- Stated problem -
Retype only what runs from the line that contains "Convert this screenshot" through the last line of the listing below, both lines included.

Source data:
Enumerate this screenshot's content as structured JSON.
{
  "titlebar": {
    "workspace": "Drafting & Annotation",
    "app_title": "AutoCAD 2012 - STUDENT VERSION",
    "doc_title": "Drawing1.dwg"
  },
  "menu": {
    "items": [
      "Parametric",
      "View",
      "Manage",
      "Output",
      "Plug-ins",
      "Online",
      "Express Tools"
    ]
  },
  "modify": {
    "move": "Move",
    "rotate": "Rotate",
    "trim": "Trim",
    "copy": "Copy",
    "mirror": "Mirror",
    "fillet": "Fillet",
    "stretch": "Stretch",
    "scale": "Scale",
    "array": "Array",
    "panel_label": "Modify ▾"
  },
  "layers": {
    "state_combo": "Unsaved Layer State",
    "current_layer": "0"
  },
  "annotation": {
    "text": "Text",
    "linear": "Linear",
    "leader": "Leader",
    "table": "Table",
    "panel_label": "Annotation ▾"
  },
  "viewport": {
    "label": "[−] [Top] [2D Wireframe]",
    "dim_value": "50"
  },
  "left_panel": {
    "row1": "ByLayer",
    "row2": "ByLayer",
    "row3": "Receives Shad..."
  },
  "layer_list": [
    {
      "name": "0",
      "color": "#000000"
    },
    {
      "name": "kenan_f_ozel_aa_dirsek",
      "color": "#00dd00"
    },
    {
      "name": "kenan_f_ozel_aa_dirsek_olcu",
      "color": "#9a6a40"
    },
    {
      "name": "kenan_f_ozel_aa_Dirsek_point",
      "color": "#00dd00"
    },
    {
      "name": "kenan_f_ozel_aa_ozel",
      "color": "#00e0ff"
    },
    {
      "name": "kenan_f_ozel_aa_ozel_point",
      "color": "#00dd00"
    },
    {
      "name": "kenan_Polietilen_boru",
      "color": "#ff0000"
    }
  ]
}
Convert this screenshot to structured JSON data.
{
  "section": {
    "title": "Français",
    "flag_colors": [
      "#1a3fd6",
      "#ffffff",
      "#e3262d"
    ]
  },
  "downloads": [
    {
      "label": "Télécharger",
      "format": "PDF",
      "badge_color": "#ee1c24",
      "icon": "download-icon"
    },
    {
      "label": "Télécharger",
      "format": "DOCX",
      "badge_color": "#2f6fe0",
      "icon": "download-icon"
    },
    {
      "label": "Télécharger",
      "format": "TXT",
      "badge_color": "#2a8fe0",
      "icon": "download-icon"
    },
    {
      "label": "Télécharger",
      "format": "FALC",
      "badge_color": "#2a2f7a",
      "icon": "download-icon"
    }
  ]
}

- Result of this task -
Convert this screenshot to structured JSON data.
{
  "section": {
    "title": "Français",
    "flag_colors": [
      "#1a3fd6",
      "#ffffff",
      "#e3262d"
    ]
  },
  "downloads": [
    {
      "label": "Télécharger",
      "format": "PDF",
      "badge_color": "#ee1c24",
      "icon": "download-icon"
    },
    {
      "label": "Télécharger",
      "format": "DOCX",
      "badge_color": "#2f6fe0",
      "icon": "download-icon"
    },
    {
      "label": "Télécharger",
      "format": "TXT",
      "badge_color": "#2a8fe0",
      "icon": "download-icon"
    },
    {
      "label": "Télécharger",
      "format": "FALC",
      "badge_color": "#2a2f7a",
      "icon": "download-icon"
    }
  ]
}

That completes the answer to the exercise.